Raw records
---*---

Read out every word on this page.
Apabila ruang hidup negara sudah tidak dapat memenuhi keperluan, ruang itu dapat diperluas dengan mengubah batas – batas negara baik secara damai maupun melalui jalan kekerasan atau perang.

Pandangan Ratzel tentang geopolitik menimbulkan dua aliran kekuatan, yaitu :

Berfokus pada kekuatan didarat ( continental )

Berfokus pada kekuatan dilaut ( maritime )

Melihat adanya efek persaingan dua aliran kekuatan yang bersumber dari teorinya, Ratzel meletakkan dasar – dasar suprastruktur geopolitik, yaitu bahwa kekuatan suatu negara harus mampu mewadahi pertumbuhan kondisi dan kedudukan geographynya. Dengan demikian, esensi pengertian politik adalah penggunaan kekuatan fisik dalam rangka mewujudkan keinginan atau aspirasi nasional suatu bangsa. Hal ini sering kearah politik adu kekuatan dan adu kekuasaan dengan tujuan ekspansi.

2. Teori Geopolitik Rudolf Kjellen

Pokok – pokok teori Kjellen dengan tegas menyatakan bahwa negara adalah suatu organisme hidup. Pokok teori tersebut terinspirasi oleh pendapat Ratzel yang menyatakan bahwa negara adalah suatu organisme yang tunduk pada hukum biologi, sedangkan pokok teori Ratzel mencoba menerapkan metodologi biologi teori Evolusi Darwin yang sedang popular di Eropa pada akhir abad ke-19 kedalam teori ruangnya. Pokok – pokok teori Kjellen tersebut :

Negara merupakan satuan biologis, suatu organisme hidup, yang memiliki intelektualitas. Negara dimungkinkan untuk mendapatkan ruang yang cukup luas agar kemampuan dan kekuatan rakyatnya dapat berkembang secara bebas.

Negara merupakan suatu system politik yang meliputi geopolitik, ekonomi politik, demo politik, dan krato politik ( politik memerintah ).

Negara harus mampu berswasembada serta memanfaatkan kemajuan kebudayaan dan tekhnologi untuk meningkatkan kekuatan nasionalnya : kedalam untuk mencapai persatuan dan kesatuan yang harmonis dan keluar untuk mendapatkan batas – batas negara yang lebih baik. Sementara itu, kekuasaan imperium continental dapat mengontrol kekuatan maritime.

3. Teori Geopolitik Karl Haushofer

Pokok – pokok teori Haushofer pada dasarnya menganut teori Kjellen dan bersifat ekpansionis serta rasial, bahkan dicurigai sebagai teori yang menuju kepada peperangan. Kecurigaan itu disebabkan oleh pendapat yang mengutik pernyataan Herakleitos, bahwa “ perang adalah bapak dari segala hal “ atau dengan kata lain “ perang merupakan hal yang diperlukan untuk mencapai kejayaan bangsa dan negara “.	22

---*---

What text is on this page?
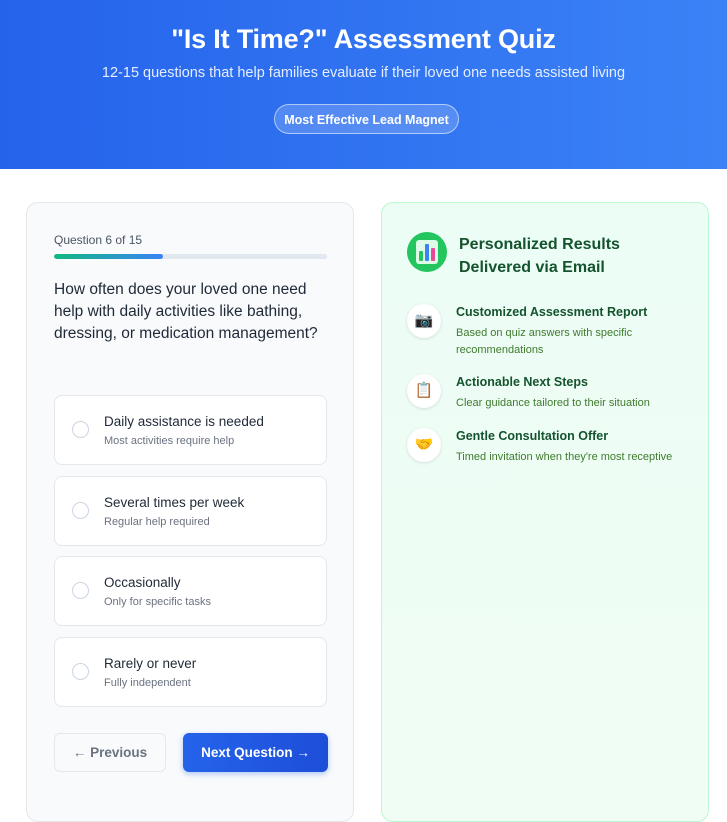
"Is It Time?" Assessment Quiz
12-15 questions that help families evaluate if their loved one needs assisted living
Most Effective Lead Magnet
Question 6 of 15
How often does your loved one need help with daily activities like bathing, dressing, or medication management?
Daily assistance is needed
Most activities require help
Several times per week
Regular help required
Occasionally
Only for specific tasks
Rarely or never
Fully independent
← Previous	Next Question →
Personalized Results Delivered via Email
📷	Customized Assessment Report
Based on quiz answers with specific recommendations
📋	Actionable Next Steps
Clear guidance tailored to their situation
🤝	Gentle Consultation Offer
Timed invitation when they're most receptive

---*---

What this task involves
Find each line that has the word "kedalam", then copy it out.

Task solution
Pokok – pokok teori Kjellen dengan tegas menyatakan bahwa negara adalah suatu organisme hidup. Pokok teori tersebut terinspirasi oleh pendapat Ratzel yang menyatakan bahwa negara adalah suatu organisme yang tunduk pada hukum biologi, sedangkan pokok teori Ratzel mencoba menerapkan metodologi biologi teori Evolusi Darwin yang sedang popular di Eropa pada akhir abad ke-19 kedalam teori ruangnya. Pokok – pokok teori Kjellen tersebut :
Negara harus mampu berswasembada serta memanfaatkan kemajuan kebudayaan dan tekhnologi untuk meningkatkan kekuatan nasionalnya : kedalam untuk mencapai persatuan dan kesatuan yang harmonis dan keluar untuk mendapatkan batas – batas negara yang lebih baik. Sementara itu, kekuasaan imperium continental dapat mengontrol kekuatan maritime.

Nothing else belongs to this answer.